Begin LISTED RECORDS
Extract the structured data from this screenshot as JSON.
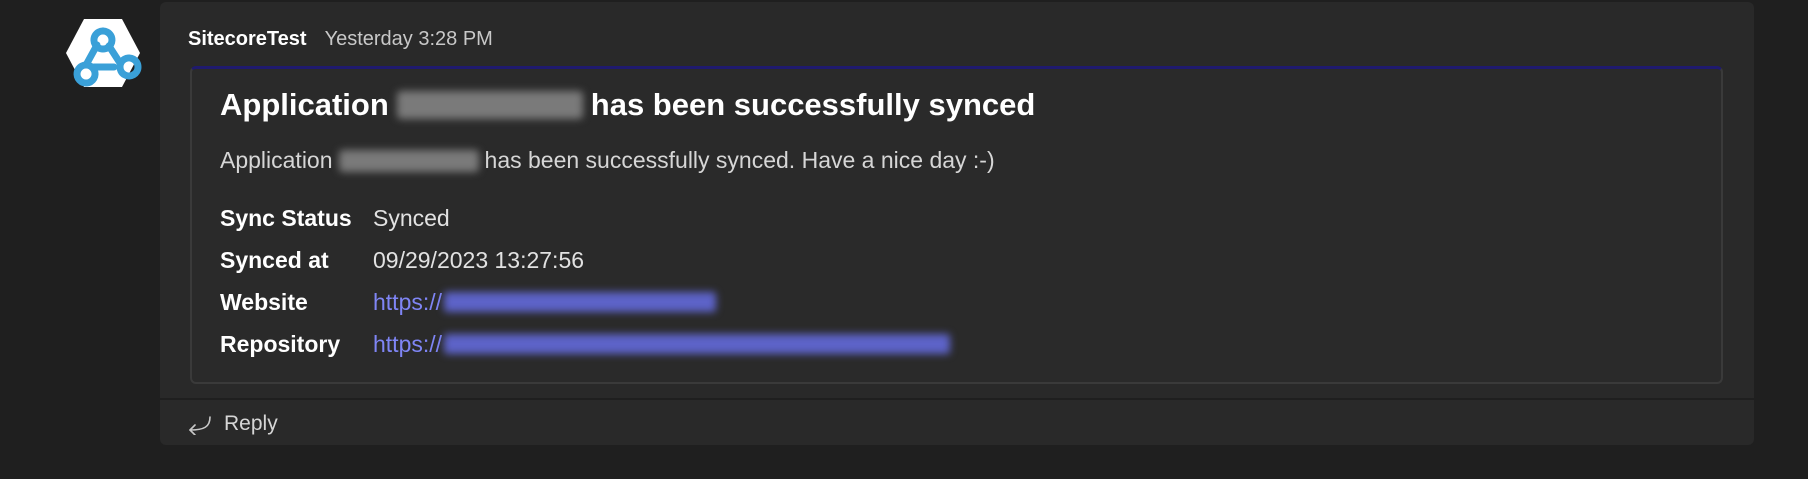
{
  "message": {
    "sender": "SitecoreTest",
    "timestamp": "Yesterday 3:28 PM",
    "avatar_icon": "webhook-icon"
  },
  "card": {
    "title_prefix": "Application",
    "title_suffix": "has been successfully synced",
    "subtitle_prefix": "Application",
    "subtitle_suffix": "has been successfully synced. Have a nice day :-)",
    "facts": [
      {
        "key": "Sync Status",
        "value": "Synced"
      },
      {
        "key": "Synced at",
        "value": "09/29/2023 13:27:56"
      },
      {
        "key": "Website",
        "value": "https://"
      },
      {
        "key": "Repository",
        "value": "https://"
      }
    ],
    "accent_color": "#1f1a6e",
    "link_color": "#7f85f5"
  },
  "actions": {
    "reply_label": "Reply",
    "reply_icon": "reply-arrow-icon"
  }
}
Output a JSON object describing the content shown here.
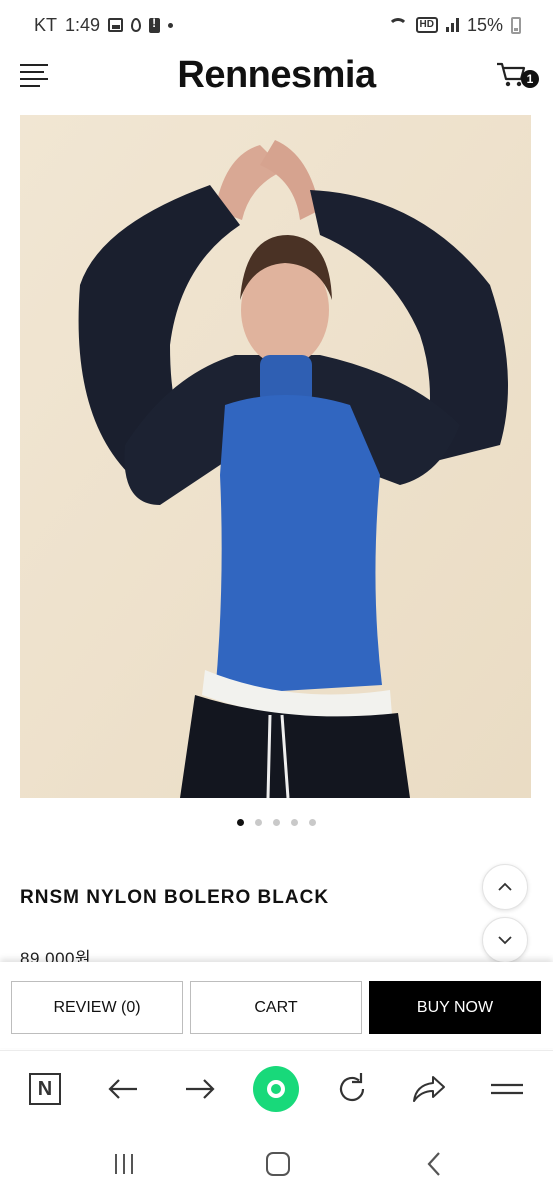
{
  "status_bar": {
    "carrier": "KT",
    "time": "1:49",
    "hd_label": "HD",
    "battery": "15%"
  },
  "header": {
    "brand": "Rennesmia",
    "cart_count": "1"
  },
  "product": {
    "image_slides_total": 5,
    "image_slide_active": 1,
    "name": "RNSM NYLON BOLERO BLACK",
    "price": "89,000원"
  },
  "actions": {
    "review_label": "REVIEW (0)",
    "cart_label": "CART",
    "buy_label": "BUY NOW"
  },
  "browser_toolbar": {
    "naver_logo": "N",
    "icons": [
      "naver-home-icon",
      "back-arrow-icon",
      "forward-arrow-icon",
      "green-dot-button",
      "refresh-icon",
      "share-icon",
      "menu-icon"
    ]
  },
  "system_nav": {
    "icons": [
      "recent-apps-icon",
      "home-icon",
      "back-icon"
    ]
  },
  "colors": {
    "accent_green": "#18d97a",
    "buy_button_bg": "#000000",
    "image_background": "#efe3cf"
  }
}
End LISTED RECORDS
* _AIM OF THE TASK_
Set down the records in full and exactly. Do not carry over any image.

* _RESULT_
Extract the structured data from this screenshot as JSON.
{
  "message": {
    "sender": "SitecoreTest",
    "timestamp": "Yesterday 3:28 PM",
    "avatar_icon": "webhook-icon"
  },
  "card": {
    "title_prefix": "Application",
    "title_suffix": "has been successfully synced",
    "subtitle_prefix": "Application",
    "subtitle_suffix": "has been successfully synced. Have a nice day :-)",
    "facts": [
      {
        "key": "Sync Status",
        "value": "Synced"
      },
      {
        "key": "Synced at",
        "value": "09/29/2023 13:27:56"
      },
      {
        "key": "Website",
        "value": "https://"
      },
      {
        "key": "Repository",
        "value": "https://"
      }
    ],
    "accent_color": "#1f1a6e",
    "link_color": "#7f85f5"
  },
  "actions": {
    "reply_label": "Reply",
    "reply_icon": "reply-arrow-icon"
  }
}
Output a JSON object describing the content shown here.
{
  "status_bar": {
    "carrier": "KT",
    "time": "1:49",
    "hd_label": "HD",
    "battery": "15%"
  },
  "header": {
    "brand": "Rennesmia",
    "cart_count": "1"
  },
  "product": {
    "image_slides_total": 5,
    "image_slide_active": 1,
    "name": "RNSM NYLON BOLERO BLACK",
    "price": "89,000원"
  },
  "actions": {
    "review_label": "REVIEW (0)",
    "cart_label": "CART",
    "buy_label": "BUY NOW"
  },
  "browser_toolbar": {
    "naver_logo": "N",
    "icons": [
      "naver-home-icon",
      "back-arrow-icon",
      "forward-arrow-icon",
      "green-dot-button",
      "refresh-icon",
      "share-icon",
      "menu-icon"
    ]
  },
  "system_nav": {
    "icons": [
      "recent-apps-icon",
      "home-icon",
      "back-icon"
    ]
  },
  "colors": {
    "accent_green": "#18d97a",
    "buy_button_bg": "#000000",
    "image_background": "#efe3cf"
  }
}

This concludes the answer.